## What is required
Look over the entries that follow and work out how many lines contain "JSON". State the number only.

## Records from a collection
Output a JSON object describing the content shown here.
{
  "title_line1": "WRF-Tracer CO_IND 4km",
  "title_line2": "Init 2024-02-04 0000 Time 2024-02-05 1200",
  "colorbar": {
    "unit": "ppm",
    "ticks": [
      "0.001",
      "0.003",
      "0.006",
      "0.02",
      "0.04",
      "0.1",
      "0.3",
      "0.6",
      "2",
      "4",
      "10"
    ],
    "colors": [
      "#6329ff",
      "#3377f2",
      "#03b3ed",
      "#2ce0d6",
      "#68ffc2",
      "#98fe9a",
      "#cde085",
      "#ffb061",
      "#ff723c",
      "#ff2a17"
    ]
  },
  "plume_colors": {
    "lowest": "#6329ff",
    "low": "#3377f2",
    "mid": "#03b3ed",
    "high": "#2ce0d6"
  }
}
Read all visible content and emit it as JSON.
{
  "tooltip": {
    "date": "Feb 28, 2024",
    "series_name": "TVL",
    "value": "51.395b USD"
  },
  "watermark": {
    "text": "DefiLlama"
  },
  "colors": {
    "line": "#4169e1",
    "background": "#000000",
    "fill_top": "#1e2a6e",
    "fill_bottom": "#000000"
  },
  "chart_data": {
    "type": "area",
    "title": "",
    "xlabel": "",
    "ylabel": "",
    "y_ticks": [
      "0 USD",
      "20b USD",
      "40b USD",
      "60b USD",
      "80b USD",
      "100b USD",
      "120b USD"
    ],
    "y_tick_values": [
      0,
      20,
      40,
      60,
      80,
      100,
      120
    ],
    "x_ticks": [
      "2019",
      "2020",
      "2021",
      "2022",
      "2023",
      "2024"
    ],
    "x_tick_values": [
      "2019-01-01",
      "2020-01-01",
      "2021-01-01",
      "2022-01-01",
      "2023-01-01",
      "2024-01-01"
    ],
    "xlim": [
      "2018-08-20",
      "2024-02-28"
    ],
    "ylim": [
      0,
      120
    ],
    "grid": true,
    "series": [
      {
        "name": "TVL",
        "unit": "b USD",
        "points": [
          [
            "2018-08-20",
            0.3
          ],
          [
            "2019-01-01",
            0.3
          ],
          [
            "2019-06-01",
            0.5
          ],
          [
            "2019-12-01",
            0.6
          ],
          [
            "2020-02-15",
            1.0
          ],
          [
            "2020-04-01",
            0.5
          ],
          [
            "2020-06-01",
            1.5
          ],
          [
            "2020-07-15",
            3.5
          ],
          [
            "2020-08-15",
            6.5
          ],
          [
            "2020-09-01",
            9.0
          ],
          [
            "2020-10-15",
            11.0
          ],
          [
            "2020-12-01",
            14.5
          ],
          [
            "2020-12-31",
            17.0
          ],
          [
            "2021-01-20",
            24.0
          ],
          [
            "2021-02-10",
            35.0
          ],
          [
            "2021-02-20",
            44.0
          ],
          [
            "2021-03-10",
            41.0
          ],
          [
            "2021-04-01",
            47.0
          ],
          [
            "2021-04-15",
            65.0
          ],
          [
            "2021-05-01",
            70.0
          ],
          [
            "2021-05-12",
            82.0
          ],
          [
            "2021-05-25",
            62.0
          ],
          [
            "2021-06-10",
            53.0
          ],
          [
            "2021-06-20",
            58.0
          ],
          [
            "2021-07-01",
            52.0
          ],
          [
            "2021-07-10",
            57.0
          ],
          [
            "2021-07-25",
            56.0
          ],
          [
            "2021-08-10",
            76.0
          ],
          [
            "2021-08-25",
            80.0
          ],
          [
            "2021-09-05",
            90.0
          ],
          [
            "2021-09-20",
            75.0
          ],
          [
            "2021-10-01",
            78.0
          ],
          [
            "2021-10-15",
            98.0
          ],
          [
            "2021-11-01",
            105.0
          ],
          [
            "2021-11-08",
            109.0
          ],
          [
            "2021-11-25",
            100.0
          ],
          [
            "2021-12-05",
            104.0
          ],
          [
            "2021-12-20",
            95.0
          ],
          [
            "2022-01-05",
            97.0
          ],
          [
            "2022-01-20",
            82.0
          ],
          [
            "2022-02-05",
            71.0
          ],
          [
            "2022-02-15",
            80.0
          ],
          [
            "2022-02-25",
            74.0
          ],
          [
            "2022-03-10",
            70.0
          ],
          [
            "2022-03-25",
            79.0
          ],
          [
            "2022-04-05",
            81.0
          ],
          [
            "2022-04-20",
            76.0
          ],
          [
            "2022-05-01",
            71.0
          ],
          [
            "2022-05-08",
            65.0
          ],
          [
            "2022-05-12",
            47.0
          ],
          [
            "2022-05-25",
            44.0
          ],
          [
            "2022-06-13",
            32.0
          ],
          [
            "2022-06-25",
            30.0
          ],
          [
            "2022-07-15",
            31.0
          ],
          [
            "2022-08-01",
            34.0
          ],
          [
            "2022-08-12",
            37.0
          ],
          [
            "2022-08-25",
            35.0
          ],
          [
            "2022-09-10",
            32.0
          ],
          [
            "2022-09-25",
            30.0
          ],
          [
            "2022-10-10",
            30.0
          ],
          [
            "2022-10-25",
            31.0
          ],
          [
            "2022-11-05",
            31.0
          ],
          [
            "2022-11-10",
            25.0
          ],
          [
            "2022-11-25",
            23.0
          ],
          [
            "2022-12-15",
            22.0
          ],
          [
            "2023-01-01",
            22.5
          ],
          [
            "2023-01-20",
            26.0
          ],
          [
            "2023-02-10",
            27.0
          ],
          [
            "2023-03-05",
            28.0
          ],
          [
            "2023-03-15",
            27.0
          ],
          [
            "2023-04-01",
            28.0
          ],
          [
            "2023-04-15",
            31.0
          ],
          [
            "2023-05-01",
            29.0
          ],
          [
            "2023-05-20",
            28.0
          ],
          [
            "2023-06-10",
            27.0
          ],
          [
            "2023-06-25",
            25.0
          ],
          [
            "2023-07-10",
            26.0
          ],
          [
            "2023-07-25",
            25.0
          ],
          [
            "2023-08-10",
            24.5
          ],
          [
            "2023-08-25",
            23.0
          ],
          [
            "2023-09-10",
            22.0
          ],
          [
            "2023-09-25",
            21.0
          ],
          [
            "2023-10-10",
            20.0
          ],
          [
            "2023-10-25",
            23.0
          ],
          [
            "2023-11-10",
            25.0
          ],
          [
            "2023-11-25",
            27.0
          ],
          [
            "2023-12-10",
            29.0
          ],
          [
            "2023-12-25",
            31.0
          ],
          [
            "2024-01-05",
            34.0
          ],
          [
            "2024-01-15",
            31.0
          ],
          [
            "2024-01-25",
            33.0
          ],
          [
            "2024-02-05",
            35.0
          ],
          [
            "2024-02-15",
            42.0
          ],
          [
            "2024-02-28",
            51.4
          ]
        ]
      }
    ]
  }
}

## Solution for this exercise
2